Matlab has a builtin way of dealing with this: Using polyfit with 3 output arguments centers and scales the data.

>> [p,s,mu] = polyfit(t,pop,10)
p =
1.0e+008 *
Columns 1 through 8
0.0504 0.2365 -0.3403 -1.1223 0.8735 1.7642 -1.0357 -1.0736
Columns 9 through 11
0.6151 0.8741 1.5070
s =
R: [11x11 double]
df: 0
normr: 1.6687e-006
mu =
0.5000
0.3317
>> popp = polyval(p,(tt - mu(1))/mu(2));
>> plot(tt,popp,t,pop,'o')
population 4

Even better is to give up on high degree polynomials, and use approximation instead of interpolation:

>> p = polyfit(t,pop,2)
p =
1.0e+008 *
0.9454 1.0775 0.7831
>> popp = polyval(p,tt);
>> plot(tt,popp,t,pop,'o')
population 5

 

Spline Interpolation

The Spline Toolbox

The spline toolbox is not for the faint of heart. It is more for the experts, and not needed for simple spline interpolations. Type help splines for more info.

Standard Matlab (without the toolbox) can handle not-a-knot, clamped, and cubic Hermite splines.

Not-A-Knot Spline

>> x = -5:5;
>> y = 1./(1 + x.^2);
>> xx = -5:0.1:5;
>> yy = spline(x,y,xx);
>> plot(xx,yy,x,y,'o')
not-a-knot spline

Let's look at the inside of a spline structure:

>> pp = spline(x,y);
>> yy = ppval(pp,xx);
>> pp
pp =
form: 'pp'
breaks: [-5 -4 -3 -2 -1 0 1 2 3 4 5]
coefs: [10x4 double]
pieces: 10
order: 4
dim: 1
>> [breaks,coefs,l,k,d] = unmkpp(pp)
breaks =
-5 -4 -3 -2 -1 0 1 2 3 4 5
coefs =
0.0062 -0.0082 0.0224 0.0385
0.0062 0.0104 0.0246 0.0588
0.0069 0.0290 0.0640 0.1000
0.1072 0.0499 0.1429 0.2000
-0.4357 0.3715 0.5643 0.5000
0.4357 -0.9357 0.0000 1.0000
-0.1072 0.3715 -0.5643 0.5000
-0.0069 0.0499 -0.1429 0.2000
-0.0062 0.0290 -0.0640 0.1000
-0.0062 0.0104 -0.0246 0.0588
l =
10
k =
4
d =
1

Clamped Spline

For the clamped spline, put in the values of the endpoint derivatives before and after the y data. In the example below, we want a derivative of 0 at the left end, and -1 at the right end:

>> pp = spline(x,[0,y,-1]);
>> [breaks,coefs,l,k,d] = unmkpp(pp)

Exercise A =>
Check each statement below against the Matlab tutorial above. Answer yes or no for each, and quote the words of the tutorial that decide it.
(i) Standard Matlab without the toolbox can handle clamped splines.
(ii) The spline toolbox is needed for simple spline interpolations.
(iii) In the clamped spline example, the derivative wanted at the left end is -1.
Exercise B => According to the Matlab tutorial, how many output arguments does polyfit need in order to center and scale the data?
Exercise C => Please continue the Matlab tutorial from the point where it stops.

(Stored data entries)
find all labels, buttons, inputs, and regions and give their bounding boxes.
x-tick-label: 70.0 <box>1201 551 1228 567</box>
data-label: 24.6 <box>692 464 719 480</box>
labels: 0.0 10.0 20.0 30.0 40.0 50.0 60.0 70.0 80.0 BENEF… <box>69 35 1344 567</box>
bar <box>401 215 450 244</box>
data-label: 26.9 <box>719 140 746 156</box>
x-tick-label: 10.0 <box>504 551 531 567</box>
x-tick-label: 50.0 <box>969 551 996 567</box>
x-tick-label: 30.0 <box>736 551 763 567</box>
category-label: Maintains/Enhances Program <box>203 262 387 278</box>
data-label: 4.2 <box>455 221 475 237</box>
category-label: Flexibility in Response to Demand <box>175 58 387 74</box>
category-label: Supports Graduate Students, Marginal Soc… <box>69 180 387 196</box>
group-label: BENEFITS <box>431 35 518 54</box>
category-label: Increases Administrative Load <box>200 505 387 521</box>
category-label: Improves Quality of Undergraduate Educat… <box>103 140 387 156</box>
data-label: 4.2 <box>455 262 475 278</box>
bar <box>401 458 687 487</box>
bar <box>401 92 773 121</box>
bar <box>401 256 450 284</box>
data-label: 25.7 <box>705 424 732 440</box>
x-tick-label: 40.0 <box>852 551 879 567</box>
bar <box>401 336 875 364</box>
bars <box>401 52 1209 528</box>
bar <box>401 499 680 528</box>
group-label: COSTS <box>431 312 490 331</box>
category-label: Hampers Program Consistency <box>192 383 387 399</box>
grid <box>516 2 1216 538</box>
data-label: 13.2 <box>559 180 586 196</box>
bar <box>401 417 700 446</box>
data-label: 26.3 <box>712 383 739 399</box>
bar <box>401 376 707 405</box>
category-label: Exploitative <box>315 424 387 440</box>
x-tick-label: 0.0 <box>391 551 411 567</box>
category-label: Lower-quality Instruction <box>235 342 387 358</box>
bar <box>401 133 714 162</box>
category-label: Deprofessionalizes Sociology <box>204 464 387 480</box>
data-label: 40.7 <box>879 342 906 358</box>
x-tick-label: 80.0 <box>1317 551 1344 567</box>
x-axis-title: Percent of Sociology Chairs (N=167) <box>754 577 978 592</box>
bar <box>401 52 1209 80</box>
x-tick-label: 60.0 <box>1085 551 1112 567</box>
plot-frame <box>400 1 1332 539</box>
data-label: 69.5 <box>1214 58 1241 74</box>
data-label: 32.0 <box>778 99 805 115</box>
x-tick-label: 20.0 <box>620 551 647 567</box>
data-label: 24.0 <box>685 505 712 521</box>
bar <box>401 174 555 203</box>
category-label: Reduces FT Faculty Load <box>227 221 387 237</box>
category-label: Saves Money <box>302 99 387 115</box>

Written answer A =>
(i) Yes: "Standard Matlab (without the toolbox) can handle not-a-knot, clamped, and cubic Hermite splines."
(ii) No: "not needed for simple spline interpolations."
(iii) No: "we want a derivative of 0 at the left end, and -1 at the right end"

Written answer B => Three output arguments.

Written answer C =>
breaks =
-5 -4 -3 -2 -1 0 1 2 3 4 5
coefs =
-0.0102 0.0305 0 0.0385
0.0106 0.0000 0.0306 0.0588
0.0058 0.0318 0.0624 0.1000
0.1072 0.0493 0.1435 0.2000
-0.4348 0.3710 0.5638 0.5000
0.4321 -0.9334 0.0014 1.0000
-0.0934 0.3628 -0.5693 0.5000
-0.0583 0.0824 -0.1241 0.2000
0.1855 -0.0925 -0.1342 0.1000
-0.7219 0.4641 0.2374 0.0588
l =
10
k =
4
d =
1
>> yy = ppval(pp,xx);
>> plot(xx,yy,x,y,'o')
clamped spline

Cubic Hermite Spline

In general, Hermite interpolation refers to interpolation with point values and derivatives given. A cubic Hermite spline is a piecewise cubic function with given point values and derivatives at the knots. It has one continuous derivative.

Point values and derivatives give 4 pieces of information per subinterval, which determines the spline uniquely. The derivates are estimated from the point values. Basically, you look at the nearest few points, interpolate a low order polynomial, and differentiate that.

>> pp = pchip(x,y);
>> [breaks,coefs,l,k,d] = unmkpp(pp)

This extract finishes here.